-- Stated task --
Pick out all lines in the listing holding the string "JSON" and copy them.

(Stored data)
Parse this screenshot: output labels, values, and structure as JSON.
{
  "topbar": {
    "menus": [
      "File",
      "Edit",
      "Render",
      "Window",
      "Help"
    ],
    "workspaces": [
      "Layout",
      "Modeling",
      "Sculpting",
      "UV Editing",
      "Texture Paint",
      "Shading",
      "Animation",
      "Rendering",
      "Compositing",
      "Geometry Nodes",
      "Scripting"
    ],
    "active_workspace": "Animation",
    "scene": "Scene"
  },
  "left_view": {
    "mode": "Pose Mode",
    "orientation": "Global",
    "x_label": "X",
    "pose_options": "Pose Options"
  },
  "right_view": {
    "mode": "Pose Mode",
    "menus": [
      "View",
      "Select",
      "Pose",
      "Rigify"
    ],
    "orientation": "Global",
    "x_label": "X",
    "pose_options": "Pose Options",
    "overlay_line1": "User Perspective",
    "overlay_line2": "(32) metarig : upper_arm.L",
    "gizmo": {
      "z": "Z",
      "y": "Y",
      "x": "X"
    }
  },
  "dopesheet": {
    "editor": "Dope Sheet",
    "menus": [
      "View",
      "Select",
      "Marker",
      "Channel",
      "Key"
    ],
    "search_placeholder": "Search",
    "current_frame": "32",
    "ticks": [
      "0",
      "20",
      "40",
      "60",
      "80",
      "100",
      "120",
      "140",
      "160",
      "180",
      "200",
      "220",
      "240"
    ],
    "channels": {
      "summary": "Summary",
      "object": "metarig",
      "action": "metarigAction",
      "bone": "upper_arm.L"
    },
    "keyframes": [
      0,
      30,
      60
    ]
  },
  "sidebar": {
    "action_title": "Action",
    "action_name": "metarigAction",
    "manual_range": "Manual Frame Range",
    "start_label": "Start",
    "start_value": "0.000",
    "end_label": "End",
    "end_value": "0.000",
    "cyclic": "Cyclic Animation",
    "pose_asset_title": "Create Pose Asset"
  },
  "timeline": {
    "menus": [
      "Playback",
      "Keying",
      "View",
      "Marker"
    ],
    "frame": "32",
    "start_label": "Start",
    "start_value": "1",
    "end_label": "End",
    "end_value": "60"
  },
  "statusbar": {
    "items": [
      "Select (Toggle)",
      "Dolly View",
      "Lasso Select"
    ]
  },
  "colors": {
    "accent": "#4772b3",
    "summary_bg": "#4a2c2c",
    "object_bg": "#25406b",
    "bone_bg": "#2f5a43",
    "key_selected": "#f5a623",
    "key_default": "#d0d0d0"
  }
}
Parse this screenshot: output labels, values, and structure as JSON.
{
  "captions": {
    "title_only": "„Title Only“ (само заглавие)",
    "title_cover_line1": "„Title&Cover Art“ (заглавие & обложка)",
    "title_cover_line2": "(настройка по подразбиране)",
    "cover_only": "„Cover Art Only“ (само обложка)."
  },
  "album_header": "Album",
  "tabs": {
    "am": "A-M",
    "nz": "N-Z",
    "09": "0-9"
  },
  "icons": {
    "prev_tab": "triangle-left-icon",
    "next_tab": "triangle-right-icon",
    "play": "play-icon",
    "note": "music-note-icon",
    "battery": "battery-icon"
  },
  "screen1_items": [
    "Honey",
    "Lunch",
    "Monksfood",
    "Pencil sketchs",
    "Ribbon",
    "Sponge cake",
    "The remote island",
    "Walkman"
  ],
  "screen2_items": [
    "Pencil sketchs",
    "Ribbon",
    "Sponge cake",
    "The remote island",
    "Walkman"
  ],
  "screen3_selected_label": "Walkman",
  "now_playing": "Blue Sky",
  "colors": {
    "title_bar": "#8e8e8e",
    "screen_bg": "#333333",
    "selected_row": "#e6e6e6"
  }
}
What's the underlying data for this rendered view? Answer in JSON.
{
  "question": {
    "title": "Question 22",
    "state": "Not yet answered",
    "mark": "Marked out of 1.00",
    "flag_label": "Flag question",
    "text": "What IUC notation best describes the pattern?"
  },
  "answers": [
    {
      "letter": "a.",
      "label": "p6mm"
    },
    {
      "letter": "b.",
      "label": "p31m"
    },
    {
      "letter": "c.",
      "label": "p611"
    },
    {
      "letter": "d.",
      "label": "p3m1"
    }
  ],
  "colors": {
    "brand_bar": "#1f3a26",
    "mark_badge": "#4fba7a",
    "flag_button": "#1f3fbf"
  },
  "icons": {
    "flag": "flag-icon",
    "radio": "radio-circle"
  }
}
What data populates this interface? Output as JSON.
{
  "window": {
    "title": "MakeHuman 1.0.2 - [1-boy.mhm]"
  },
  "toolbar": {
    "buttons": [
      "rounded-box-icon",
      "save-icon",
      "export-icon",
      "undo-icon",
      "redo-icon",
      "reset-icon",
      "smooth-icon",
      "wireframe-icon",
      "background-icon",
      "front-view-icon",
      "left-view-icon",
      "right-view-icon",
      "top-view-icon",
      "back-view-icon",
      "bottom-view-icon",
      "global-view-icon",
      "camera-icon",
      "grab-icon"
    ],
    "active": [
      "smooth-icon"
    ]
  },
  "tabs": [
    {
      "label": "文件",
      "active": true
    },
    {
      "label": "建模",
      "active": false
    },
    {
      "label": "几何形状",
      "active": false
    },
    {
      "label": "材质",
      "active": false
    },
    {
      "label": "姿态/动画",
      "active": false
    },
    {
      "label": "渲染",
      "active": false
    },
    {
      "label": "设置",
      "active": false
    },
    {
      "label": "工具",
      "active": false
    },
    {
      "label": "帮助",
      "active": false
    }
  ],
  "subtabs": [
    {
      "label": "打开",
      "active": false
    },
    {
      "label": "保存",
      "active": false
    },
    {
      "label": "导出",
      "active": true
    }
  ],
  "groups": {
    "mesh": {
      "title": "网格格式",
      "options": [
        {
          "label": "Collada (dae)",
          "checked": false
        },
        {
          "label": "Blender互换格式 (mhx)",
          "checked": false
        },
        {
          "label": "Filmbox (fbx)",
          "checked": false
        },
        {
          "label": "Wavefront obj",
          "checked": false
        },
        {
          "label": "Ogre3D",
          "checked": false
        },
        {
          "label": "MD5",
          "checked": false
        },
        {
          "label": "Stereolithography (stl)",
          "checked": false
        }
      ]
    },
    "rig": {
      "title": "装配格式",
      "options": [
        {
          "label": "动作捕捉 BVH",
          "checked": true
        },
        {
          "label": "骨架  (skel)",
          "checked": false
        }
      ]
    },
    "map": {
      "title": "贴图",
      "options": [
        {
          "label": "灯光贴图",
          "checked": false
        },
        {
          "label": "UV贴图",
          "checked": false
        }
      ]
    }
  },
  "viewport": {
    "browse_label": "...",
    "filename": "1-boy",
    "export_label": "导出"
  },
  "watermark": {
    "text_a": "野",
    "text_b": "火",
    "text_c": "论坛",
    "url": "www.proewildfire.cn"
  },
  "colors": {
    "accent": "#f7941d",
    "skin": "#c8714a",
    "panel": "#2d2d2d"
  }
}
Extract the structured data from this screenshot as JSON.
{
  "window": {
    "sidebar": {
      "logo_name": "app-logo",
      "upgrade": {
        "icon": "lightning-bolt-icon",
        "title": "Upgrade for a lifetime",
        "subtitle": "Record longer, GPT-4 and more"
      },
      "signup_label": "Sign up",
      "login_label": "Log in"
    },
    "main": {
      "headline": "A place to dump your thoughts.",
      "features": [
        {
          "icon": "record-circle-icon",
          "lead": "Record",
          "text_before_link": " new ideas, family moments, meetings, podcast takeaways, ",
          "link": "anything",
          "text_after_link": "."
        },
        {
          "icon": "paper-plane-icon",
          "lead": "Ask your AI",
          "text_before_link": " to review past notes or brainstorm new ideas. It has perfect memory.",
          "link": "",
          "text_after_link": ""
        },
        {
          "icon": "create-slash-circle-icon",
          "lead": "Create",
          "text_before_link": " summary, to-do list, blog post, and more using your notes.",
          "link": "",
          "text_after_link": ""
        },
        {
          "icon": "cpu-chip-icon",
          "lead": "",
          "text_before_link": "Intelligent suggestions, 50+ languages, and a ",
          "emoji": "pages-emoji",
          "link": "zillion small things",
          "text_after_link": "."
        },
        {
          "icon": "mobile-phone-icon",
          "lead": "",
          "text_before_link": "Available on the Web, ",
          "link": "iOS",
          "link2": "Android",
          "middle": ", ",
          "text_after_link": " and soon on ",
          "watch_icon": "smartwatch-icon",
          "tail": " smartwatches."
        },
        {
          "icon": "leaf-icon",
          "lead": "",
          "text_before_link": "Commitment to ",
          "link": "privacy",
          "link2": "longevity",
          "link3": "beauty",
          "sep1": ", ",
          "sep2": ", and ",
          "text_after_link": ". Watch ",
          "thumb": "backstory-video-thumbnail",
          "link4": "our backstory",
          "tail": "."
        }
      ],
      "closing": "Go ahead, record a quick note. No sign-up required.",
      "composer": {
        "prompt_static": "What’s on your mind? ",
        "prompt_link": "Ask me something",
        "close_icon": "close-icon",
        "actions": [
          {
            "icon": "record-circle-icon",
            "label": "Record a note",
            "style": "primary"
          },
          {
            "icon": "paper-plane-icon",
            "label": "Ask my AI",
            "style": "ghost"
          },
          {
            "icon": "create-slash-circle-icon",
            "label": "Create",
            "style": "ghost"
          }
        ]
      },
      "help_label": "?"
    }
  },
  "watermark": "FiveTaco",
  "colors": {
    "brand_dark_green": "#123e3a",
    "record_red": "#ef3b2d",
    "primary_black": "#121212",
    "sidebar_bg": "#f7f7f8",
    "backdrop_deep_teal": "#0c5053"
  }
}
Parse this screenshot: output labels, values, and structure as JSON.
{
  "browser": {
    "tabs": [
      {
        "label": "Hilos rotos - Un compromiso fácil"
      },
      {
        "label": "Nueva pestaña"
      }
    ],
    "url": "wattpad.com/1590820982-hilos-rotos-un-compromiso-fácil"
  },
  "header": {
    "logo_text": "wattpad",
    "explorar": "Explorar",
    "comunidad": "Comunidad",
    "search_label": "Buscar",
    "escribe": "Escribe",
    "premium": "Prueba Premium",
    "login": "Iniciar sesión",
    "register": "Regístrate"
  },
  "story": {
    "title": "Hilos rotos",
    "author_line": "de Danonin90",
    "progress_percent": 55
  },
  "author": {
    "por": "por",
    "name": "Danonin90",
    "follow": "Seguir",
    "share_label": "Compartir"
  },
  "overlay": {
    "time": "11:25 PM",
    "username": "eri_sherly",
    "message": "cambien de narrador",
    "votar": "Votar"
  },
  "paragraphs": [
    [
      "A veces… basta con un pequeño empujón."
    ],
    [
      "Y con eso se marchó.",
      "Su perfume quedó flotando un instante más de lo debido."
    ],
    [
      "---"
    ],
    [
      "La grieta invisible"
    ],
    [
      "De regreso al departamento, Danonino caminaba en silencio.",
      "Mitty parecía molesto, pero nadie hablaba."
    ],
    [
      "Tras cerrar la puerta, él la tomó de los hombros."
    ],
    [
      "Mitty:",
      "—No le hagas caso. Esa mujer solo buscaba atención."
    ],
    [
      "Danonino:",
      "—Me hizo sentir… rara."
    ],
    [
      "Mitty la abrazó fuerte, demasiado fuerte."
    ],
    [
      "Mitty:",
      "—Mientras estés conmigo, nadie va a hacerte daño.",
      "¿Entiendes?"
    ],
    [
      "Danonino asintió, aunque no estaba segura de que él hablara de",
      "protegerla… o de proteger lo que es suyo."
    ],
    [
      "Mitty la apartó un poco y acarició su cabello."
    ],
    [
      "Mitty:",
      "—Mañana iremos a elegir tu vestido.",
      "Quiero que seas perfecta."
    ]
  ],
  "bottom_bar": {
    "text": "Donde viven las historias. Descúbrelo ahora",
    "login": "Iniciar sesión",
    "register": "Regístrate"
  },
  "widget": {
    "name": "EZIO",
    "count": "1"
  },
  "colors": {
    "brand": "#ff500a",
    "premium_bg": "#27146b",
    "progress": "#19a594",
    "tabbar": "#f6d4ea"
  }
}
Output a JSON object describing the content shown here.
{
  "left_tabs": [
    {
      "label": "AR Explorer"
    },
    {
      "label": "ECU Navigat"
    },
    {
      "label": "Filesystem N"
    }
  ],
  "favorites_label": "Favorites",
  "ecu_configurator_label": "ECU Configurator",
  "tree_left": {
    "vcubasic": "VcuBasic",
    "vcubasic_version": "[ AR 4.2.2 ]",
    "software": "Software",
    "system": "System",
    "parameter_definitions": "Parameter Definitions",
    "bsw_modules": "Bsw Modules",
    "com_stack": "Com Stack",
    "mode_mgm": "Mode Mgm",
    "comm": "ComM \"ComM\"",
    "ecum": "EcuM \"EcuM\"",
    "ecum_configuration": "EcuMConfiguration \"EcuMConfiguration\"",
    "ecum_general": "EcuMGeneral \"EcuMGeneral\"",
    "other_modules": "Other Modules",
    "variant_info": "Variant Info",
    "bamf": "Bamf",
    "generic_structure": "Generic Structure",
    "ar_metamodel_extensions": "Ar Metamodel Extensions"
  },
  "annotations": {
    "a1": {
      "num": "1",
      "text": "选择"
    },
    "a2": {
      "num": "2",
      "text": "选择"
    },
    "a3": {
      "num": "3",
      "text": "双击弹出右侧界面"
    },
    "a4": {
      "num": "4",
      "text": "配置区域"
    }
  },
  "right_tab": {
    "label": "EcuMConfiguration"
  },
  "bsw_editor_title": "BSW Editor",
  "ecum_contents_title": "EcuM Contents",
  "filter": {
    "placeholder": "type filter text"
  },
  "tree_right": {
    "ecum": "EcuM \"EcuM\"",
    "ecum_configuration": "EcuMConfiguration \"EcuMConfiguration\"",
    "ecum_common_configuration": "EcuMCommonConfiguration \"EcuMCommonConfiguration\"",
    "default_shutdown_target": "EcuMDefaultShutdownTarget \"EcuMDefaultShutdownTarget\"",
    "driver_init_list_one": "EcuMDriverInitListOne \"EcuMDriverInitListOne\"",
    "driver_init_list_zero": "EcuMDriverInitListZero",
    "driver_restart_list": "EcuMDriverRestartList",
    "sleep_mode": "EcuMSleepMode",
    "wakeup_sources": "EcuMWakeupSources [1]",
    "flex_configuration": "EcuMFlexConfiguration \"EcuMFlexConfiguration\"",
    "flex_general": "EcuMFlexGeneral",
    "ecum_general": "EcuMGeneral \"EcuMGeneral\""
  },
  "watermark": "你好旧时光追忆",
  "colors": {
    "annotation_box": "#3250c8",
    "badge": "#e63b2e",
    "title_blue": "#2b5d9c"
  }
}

-- Result --
Parse this screenshot: output labels, values, and structure as JSON.
Parse this screenshot: output labels, values, and structure as JSON.
What's the underlying data for this rendered view? Answer in JSON.
What data populates this interface? Output as JSON.
Extract the structured data from this screenshot as JSON.
Parse this screenshot: output labels, values, and structure as JSON.
Output a JSON object describing the content shown here.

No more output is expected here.